Element box annotations:
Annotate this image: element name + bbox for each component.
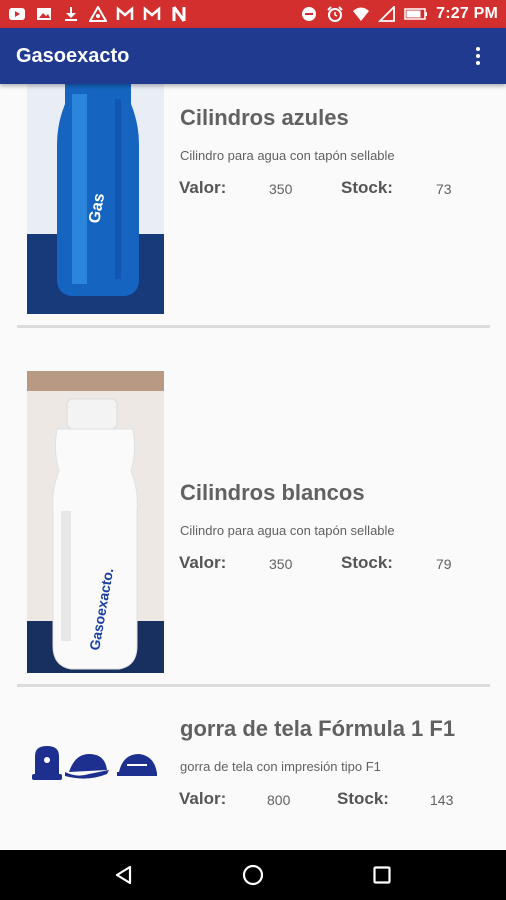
stock-amount: 143: [430, 792, 454, 808]
notification-icons: [8, 6, 188, 22]
stock-label: Stock:: [337, 789, 389, 808]
more-vert-icon[interactable]: [466, 36, 490, 76]
stock-amount: 79: [436, 556, 452, 572]
do-not-disturb-icon: [300, 6, 318, 22]
product-title: Cilindros blancos: [180, 480, 365, 505]
clock: 7:27 PM: [436, 5, 498, 22]
product-description: Cilindro para agua con tapón sellable: [180, 148, 395, 163]
divider: [17, 684, 490, 687]
product-image-blue-bottle: Gas: [27, 84, 164, 314]
divider: [17, 325, 490, 328]
product-card[interactable]: gorra de tela Fórmula 1 F1 gorra de tela…: [0, 690, 506, 850]
signal-icon: [378, 6, 396, 22]
product-title: Cilindros azules: [180, 105, 349, 130]
value-amount: 800: [267, 792, 291, 808]
wifi-icon: [352, 6, 370, 22]
product-card[interactable]: Gasoexacto. Cilindros blancos Cilindro p…: [0, 330, 506, 690]
system-icons: 7:27 PM: [300, 5, 498, 23]
app-title: Gasoexacto: [16, 44, 130, 67]
download-icon: [62, 6, 80, 22]
value-label: Valor:: [179, 178, 227, 197]
product-description: gorra de tela con impresión tipo F1: [180, 759, 381, 774]
recents-icon[interactable]: [362, 855, 402, 895]
alert-icon: [89, 6, 107, 22]
stock-label: Stock:: [341, 178, 393, 197]
value-amount: 350: [269, 181, 293, 197]
value-amount: 350: [269, 556, 293, 572]
product-title: gorra de tela Fórmula 1 F1: [180, 716, 456, 741]
battery-icon: [404, 6, 428, 22]
netflix-icon: [170, 6, 188, 22]
youtube-icon: [8, 6, 26, 22]
value-label: Valor:: [179, 553, 227, 572]
gmail-icon: [116, 6, 134, 22]
gallery-icon: [35, 6, 53, 22]
product-card[interactable]: Gas Cilindros azules Cilindro para agua …: [0, 84, 506, 330]
product-list[interactable]: Gas Cilindros azules Cilindro para agua …: [0, 84, 506, 850]
value-label: Valor:: [179, 789, 227, 808]
product-image-caps: [27, 726, 164, 798]
home-icon[interactable]: [233, 855, 273, 895]
product-image-white-bottle: Gasoexacto.: [27, 371, 164, 673]
app-bar: Gasoexacto: [0, 28, 506, 84]
status-bar: 7:27 PM: [0, 0, 506, 28]
navigation-bar: [0, 850, 506, 900]
back-icon[interactable]: [104, 855, 144, 895]
stock-label: Stock:: [341, 553, 393, 572]
gmail-icon: [143, 6, 161, 22]
product-description: Cilindro para agua con tapón sellable: [180, 523, 395, 538]
alarm-icon: [326, 6, 344, 22]
stock-amount: 73: [436, 181, 452, 197]
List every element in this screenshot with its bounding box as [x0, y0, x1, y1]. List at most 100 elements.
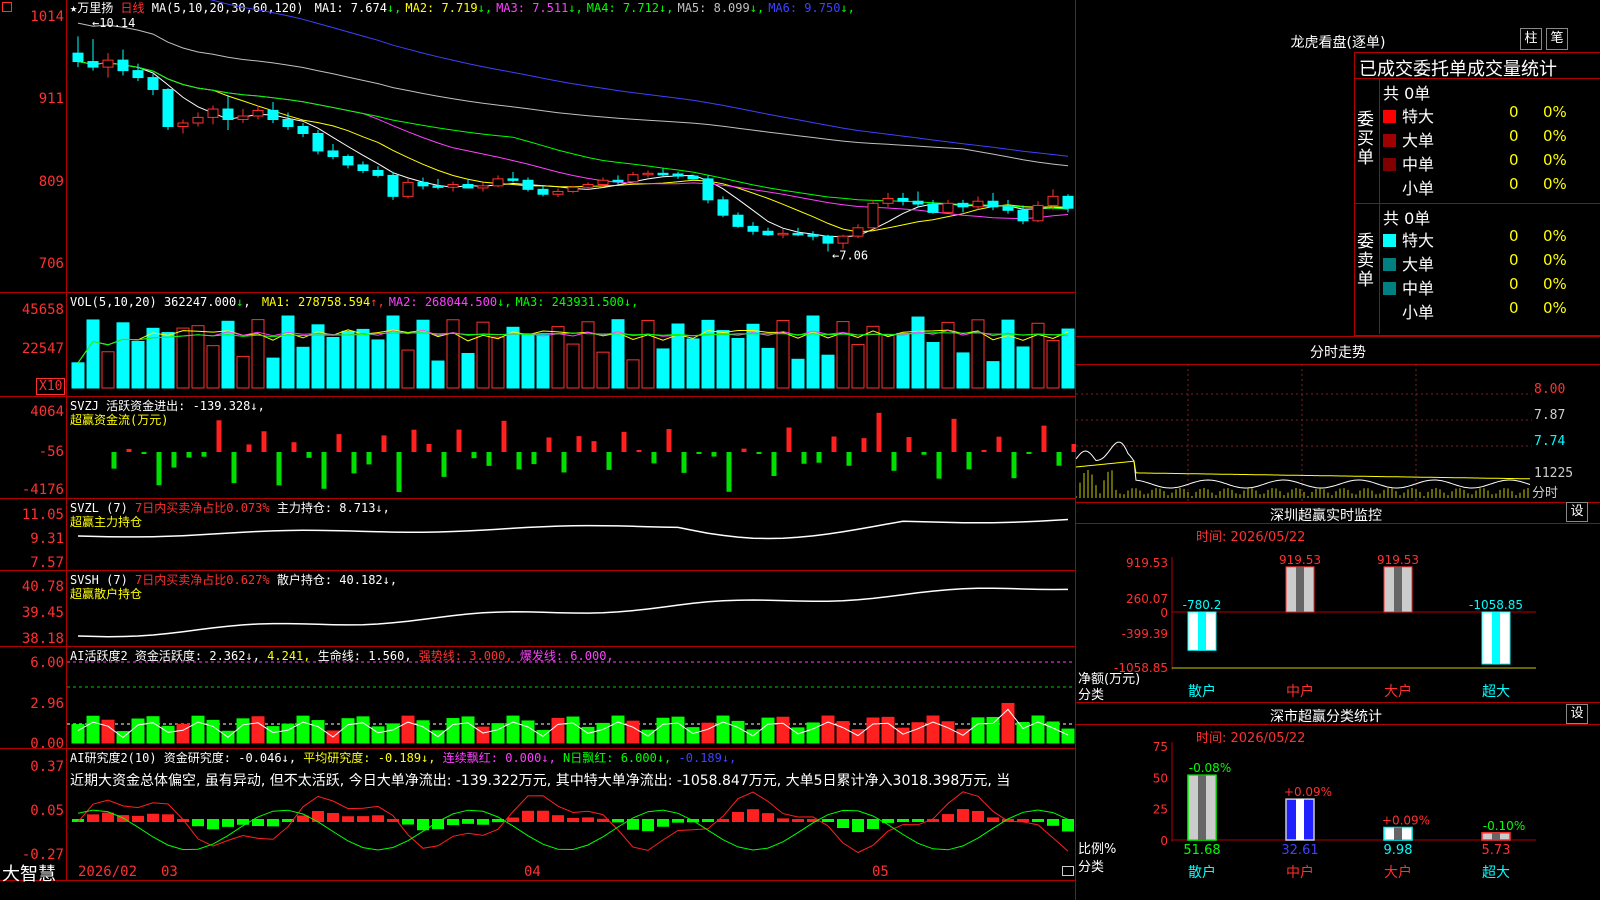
classify-value-label: 51.68 [1183, 843, 1220, 858]
volume-bar [1031, 322, 1045, 389]
candle-body [402, 181, 414, 197]
flow-bar [201, 452, 207, 457]
flow-bar [381, 435, 387, 452]
volume-bar [296, 346, 310, 389]
flow-bar [996, 436, 1002, 452]
volume-bar [86, 319, 100, 389]
classify-bar [1383, 826, 1413, 841]
classify-y-label: 0 [1160, 834, 1168, 848]
candle-body [777, 232, 789, 236]
lhb-sell-title: 委卖单 [1357, 232, 1374, 290]
intraday-chart[interactable] [1076, 364, 1600, 504]
research-bar [912, 819, 924, 822]
x-label-2: 03 [161, 864, 178, 880]
volume-bar [1001, 319, 1015, 389]
candle-body [522, 179, 534, 190]
candle-body [807, 234, 819, 237]
volume-bar [71, 362, 85, 389]
candle-body [297, 125, 309, 134]
lhb-row-name: 小单 [1402, 303, 1435, 322]
candle-body [852, 227, 864, 237]
intraday-panel[interactable]: 分时走势 8.00 7.87 7.74 11225 分时 [1076, 336, 1600, 504]
candle-body [72, 52, 84, 63]
volume-bar [911, 316, 925, 389]
activity-bar [341, 718, 355, 744]
candle-body [462, 183, 474, 189]
flow-bar [591, 441, 597, 452]
flow-bar [651, 452, 657, 464]
volume-bar [881, 334, 895, 389]
app-logo: 大智慧 [2, 864, 56, 885]
flow-bar [876, 412, 882, 452]
intraday-avg-line [1076, 460, 1530, 480]
lhb-sell-row: 大单 0 0% [1383, 251, 1597, 275]
lhb-row-name: 大单 [1402, 131, 1435, 150]
classify-bar [1187, 774, 1217, 841]
lhb-buy-title: 委买单 [1357, 110, 1374, 168]
lhb-pen-button[interactable]: 笔 [1546, 28, 1568, 50]
volume-bar [311, 324, 325, 389]
flow-bar [1056, 452, 1062, 466]
flow-bar [621, 431, 627, 452]
classify-change-label: -0.08% [1189, 761, 1231, 775]
lhb-row-name: 中单 [1402, 279, 1435, 298]
research-bar [972, 810, 984, 822]
volume-bar [686, 338, 700, 389]
flow-bar [531, 452, 537, 465]
activity-bar [251, 716, 265, 744]
activity-bar [941, 721, 955, 744]
classify-y-label: 50 [1153, 771, 1168, 785]
candle-body [537, 188, 549, 195]
classify-value-label: 32.61 [1281, 843, 1318, 858]
lock-icon[interactable] [1062, 866, 1074, 876]
classify-bar-stripe [1492, 832, 1500, 840]
candle-body [492, 178, 504, 187]
research-bar [147, 813, 159, 822]
research-bar [777, 818, 789, 822]
activity-bar [731, 720, 745, 744]
monitor-bar [1481, 611, 1511, 665]
lhb-bar-button[interactable]: 柱 [1520, 28, 1542, 50]
classify-bar [1481, 832, 1511, 841]
volume-bar [461, 352, 475, 389]
research-bar [132, 815, 144, 822]
monitor-bar [1187, 611, 1217, 651]
monitor-bar-stripe [1296, 566, 1304, 612]
activity-bar [761, 717, 775, 744]
flow-bar [246, 444, 252, 452]
activity-bar [686, 727, 700, 744]
volume-bar [596, 351, 610, 389]
classify-change-label: -0.10% [1483, 819, 1525, 833]
research-bar [732, 812, 744, 822]
candle-body [192, 116, 204, 124]
lhb-row-pct: 0% [1543, 299, 1567, 317]
flow-bar [696, 452, 702, 454]
research-bar [657, 819, 669, 827]
monitor-y-label: 919.53 [1126, 556, 1168, 570]
flow-bar [171, 452, 177, 468]
classify-value-label: 5.73 [1482, 843, 1511, 858]
candle-body [927, 203, 939, 213]
candle-body [762, 230, 774, 236]
activity-bar [521, 720, 535, 744]
volume-bar [536, 334, 550, 389]
lhb-buy-row: 中单 0 0% [1383, 151, 1597, 175]
classify-panel: 深市超赢分类统计 设 时间: 2026/05/22 75 50 25 0 -0.08% 5… [1076, 702, 1600, 900]
candle-body [1032, 204, 1044, 222]
research-bar [342, 816, 354, 822]
candle-body [642, 172, 654, 176]
flow-bar [321, 452, 327, 489]
volume-bar [791, 358, 805, 389]
research-bar [612, 819, 624, 823]
main-chart-area[interactable]: 1014 911 809 706 45658 22547 X10 4064 -5… [0, 0, 1076, 900]
activity-bar [626, 720, 640, 744]
research-bar [1047, 819, 1059, 826]
price-chart-svg[interactable]: ←10.14 ←7.06 [0, 0, 1076, 880]
lhb-row-count: 0 [1509, 275, 1519, 293]
high-marker-label: ←10.14 [92, 16, 135, 30]
classify-unit: 比例% [1078, 842, 1117, 857]
research-bar [1032, 819, 1044, 822]
volume-bar [566, 343, 580, 389]
candle-body [942, 202, 954, 213]
candle-body [582, 183, 594, 188]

_WRITTEN REQUEST_: Put every line of the records into a Markdown table with the columns No. and Line, numbering each row and skipping blank lines. Leave the pictures out.

_FINISHED EXERCISE_:
| No. | Line |
|---|---|
| 1 | Annotate this image: element name + bbox for each component. |
| 2 | stock-amount: 143: [430, 792, 454, 808] |
| 3 | notification-icons: [8, 6, 188, 22] |
| 4 | stock-label: Stock:: [337, 789, 389, 808] |
| 5 | more-vert-icon[interactable]: [466, 36, 490, 76] |
| 6 | stock-amount: 79: [436, 556, 452, 572] |
| 7 | do-not-disturb-icon: [300, 6, 318, 22] |
| 8 | product-title: Cilindros blancos: [180, 480, 365, 505] |
| 9 | clock: 7:27 PM: [436, 5, 498, 22] |
| 10 | product-description: Cilindro para agua con tapón sellable: [180, 148, 395, 163] |
| 11 | divider: [17, 684, 490, 687] |
| 12 | product-image-blue-bottle: Gas: [27, 84, 164, 314] |
| 13 | divider: [17, 325, 490, 328] |
| 14 | product-card[interactable]: gorra de tela Fórmula 1 F1 gorra de tela…: [0, 690, 506, 850] |
| 15 | signal-icon: [378, 6, 396, 22] |
| 16 | product-title: Cilindros azules: [180, 105, 349, 130] |
| 17 | value-amount: 800: [267, 792, 291, 808] |
| 18 | wifi-icon: [352, 6, 370, 22] |
| 19 | product-card[interactable]: Gasoexacto. Cilindros blancos Cilindro p…: [0, 330, 506, 690] |
| 20 | system-icons: 7:27 PM: [300, 5, 498, 23] |
| 21 | app-title: Gasoexacto: [16, 44, 130, 67] |
| 22 | download-icon: [62, 6, 80, 22] |
| 23 | value-label: Valor:: [179, 178, 227, 197] |
| 24 | product-description: gorra de tela con impresión tipo F1: [180, 759, 381, 774] |
| 25 | recents-icon[interactable]: [362, 855, 402, 895] |
| 26 | alert-icon: [89, 6, 107, 22] |
| 27 | stock-label: Stock:: [341, 178, 393, 197] |
| 28 | value-amount: 350: [269, 181, 293, 197] |
| 29 | value-amount: 350: [269, 556, 293, 572] |
| 30 | product-title: gorra de tela Fórmula 1 F1: [180, 716, 456, 741] |
| 31 | battery-icon: [404, 6, 428, 22] |
| 32 | netflix-icon: [170, 6, 188, 22] |
| 33 | youtube-icon: [8, 6, 26, 22] |
| 34 | value-label: Valor:: [179, 553, 227, 572] |
| 35 | gmail-icon: [116, 6, 134, 22] |
| 36 | gallery-icon: [35, 6, 53, 22] |
| 37 | product-card[interactable]: Gas Cilindros azules Cilindro para agua …: [0, 84, 506, 330] |
| 38 | product-list[interactable]: Gas Cilindros azules Cilindro para agua …: [0, 84, 506, 850] |
| 39 | value-label: Valor:: [179, 789, 227, 808] |
| 40 | product-image-caps: [27, 726, 164, 798] |
| 41 | home-icon[interactable]: [233, 855, 273, 895] |
| 42 | product-image-white-bottle: Gasoexacto.: [27, 371, 164, 673] |
| 43 | app-bar: Gasoexacto: [0, 28, 506, 84] |
| 44 | status-bar: 7:27 PM: [0, 0, 506, 28] |
| 45 | navigation-bar: [0, 850, 506, 900] |
| 46 | back-icon[interactable]: [104, 855, 144, 895] |
| 47 | stock-label: Stock:: [341, 553, 393, 572] |
| 48 | gmail-icon: [143, 6, 161, 22] |
| 49 | product-description: Cilindro para agua con tapón sellable: [180, 523, 395, 538] |
| 50 | alarm-icon: [326, 6, 344, 22] |
| 51 | stock-amount: 73: [436, 181, 452, 197] |
| 52 | List every element in this screenshot with its bounding box as [x0, y0, x1, y1]. List at most 100 elements. |
| 53 | classify-value-label: 51.68 [1183, 843, 1220, 858] |
| 54 | volume-bar [1031, 322, 1045, 389] |
| 55 | candle-body [402, 181, 414, 197] |
| 56 | flow-bar [201, 452, 207, 457] |
| 57 | flow-bar [381, 435, 387, 452] |
| 58 | volume-bar [296, 346, 310, 389] |
| 59 | flow-bar [996, 436, 1002, 452] |
| 60 | volume-bar [86, 319, 100, 389] |
| 61 | classify-bar [1383, 826, 1413, 841] |
| 62 | classify-y-label: 0 [1160, 834, 1168, 848] |
| 63 | candle-body [777, 232, 789, 236] |
| 64 | lhb-sell-title: 委卖单 [1357, 232, 1374, 290] |
| 65 | intraday-chart[interactable] [1076, 364, 1600, 504] |
| 66 | research-bar [912, 819, 924, 822] |
| 67 | x-label-2: 03 [161, 864, 178, 880] |
| 68 | volume-bar [1001, 319, 1015, 389] |
| 69 | candle-body [522, 179, 534, 190] |
| 70 | candle-body [807, 234, 819, 237] |
| 71 | volume-bar [71, 362, 85, 389] |
| 72 | candle-body [297, 125, 309, 134] |
| 73 | lhb-row-name: 小单 [1402, 303, 1435, 322] |
| 74 | candle-body [852, 227, 864, 237] |
| 75 | intraday-panel[interactable]: 分时走势 8.00 7.87 7.74 11225 分时 [1076, 336, 1600, 504] |
| 76 | candle-body [72, 52, 84, 63] |
| 77 | volume-bar [911, 316, 925, 389] |
| 78 | activity-bar [341, 718, 355, 744] |
| 79 | candle-body [462, 183, 474, 189] |
| 80 | flow-bar [591, 441, 597, 452] |
| 81 | flow-bar [651, 452, 657, 464] |
| 82 | volume-bar [881, 334, 895, 389] |
| 83 | app-logo: 大智慧 [2, 864, 56, 885] |
| 84 | flow-bar [876, 412, 882, 452] |
| 85 | intraday-avg-line [1076, 460, 1530, 480] |
| 86 | lhb-sell-row: 大单 0 0% [1383, 251, 1597, 275] |
| 87 | lhb-row-name: 大单 [1402, 131, 1435, 150] |
| 88 | classify-bar [1187, 774, 1217, 841] |
| 89 | lhb-buy-title: 委买单 [1357, 110, 1374, 168] |
| 90 | lhb-pen-button[interactable]: 笔 [1546, 28, 1568, 50] |
| 91 | volume-bar [311, 324, 325, 389] |
| 92 | flow-bar [1056, 452, 1062, 466] |
| 93 | flow-bar [621, 431, 627, 452] |
| 94 | classify-change-label: -0.08% [1189, 761, 1231, 775] |
| 95 | lhb-row-name: 中单 [1402, 279, 1435, 298] |
| 96 | research-bar [972, 810, 984, 822] |
| 97 | volume-bar [686, 338, 700, 389] |
| 98 | flow-bar [531, 452, 537, 465] |
| 99 | activity-bar [251, 716, 265, 744] |
| 100 | activity-bar [941, 721, 955, 744] |
| 101 | classify-y-label: 50 [1153, 771, 1168, 785] |
| 102 | candle-body [537, 188, 549, 195] |
| 103 | classify-value-label: 32.61 [1281, 843, 1318, 858] |
| 104 | lock-icon[interactable] [1062, 866, 1074, 876] |
| 105 | classify-bar-stripe [1492, 832, 1500, 840] |
| 106 | candle-body [492, 178, 504, 187] |
| 107 | research-bar [147, 813, 159, 822] |
| 108 | research-bar [777, 818, 789, 822] |
| 109 | activity-bar [731, 720, 745, 744] |
| 110 | monitor-bar [1481, 611, 1511, 665] |
| 111 | lhb-bar-button[interactable]: 柱 [1520, 28, 1542, 50] |
| 112 | classify-bar [1481, 832, 1511, 841] |
| 113 | volume-bar [461, 352, 475, 389] |
| 114 | research-bar [132, 815, 144, 822] |
| 115 | monitor-bar [1187, 611, 1217, 651] |
| 116 | monitor-bar-stripe [1296, 566, 1304, 612] |
| 117 | activity-bar [761, 717, 775, 744] |
| 118 | flow-bar [246, 444, 252, 452] |
| 119 | activity-bar [686, 727, 700, 744] |
| 120 | volume-bar [596, 351, 610, 389] |
| 121 | classify-change-label: -0.10% [1483, 819, 1525, 833] |
| 122 | research-bar [732, 812, 744, 822] |
| 123 | candle-body [192, 116, 204, 124] |
| 124 | lhb-row-pct: 0% [1543, 299, 1567, 317] |
| 125 | flow-bar [696, 452, 702, 454] |
| 126 | research-bar [657, 819, 669, 827] |
| 127 | monitor-y-label: 919.53 [1126, 556, 1168, 570] |
| 128 | flow-bar [171, 452, 177, 468] |
| 129 | classify-value-label: 5.73 [1482, 843, 1511, 858] |
| 130 | candle-body [927, 203, 939, 213] |
| 131 | candle-body [762, 230, 774, 236] |
| 132 | activity-bar [521, 720, 535, 744] |
| 133 | volume-bar [536, 334, 550, 389] |
| 134 | lhb-buy-row: 中单 0 0% [1383, 151, 1597, 175] |
| 135 | classify-panel: 深市超赢分类统计 设 时间: 2026/05/22 75 50 25 0 -0.08% 5… [1076, 702, 1600, 900] |
| 136 | candle-body [1032, 204, 1044, 222] |
| 137 | research-bar [342, 816, 354, 822] |
| 138 | candle-body [642, 172, 654, 176] |
| 139 | flow-bar [321, 452, 327, 489] |
| 140 | volume-bar [791, 358, 805, 389] |
| 141 | research-bar [612, 819, 624, 823] |
| 142 | main-chart-area[interactable]: 1014 911 809 706 45658 22547 X10 4064 -5… [0, 0, 1076, 900] |
| 143 | activity-bar [626, 720, 640, 744] |
| 144 | research-bar [1047, 819, 1059, 826] |
| 145 | price-chart-svg[interactable]: ←10.14 ←7.06 [0, 0, 1076, 880] |
| 146 | lhb-row-count: 0 [1509, 275, 1519, 293] |
| 147 | high-marker-label: ←10.14 [92, 16, 135, 30] |
| 148 | classify-unit: 比例% [1078, 842, 1117, 857] |
| 149 | research-bar [1032, 819, 1044, 822] |
| 150 | volume-bar [566, 343, 580, 389] |
| 151 | candle-body [942, 202, 954, 213] |
| 152 | candle-body [582, 183, 594, 188] |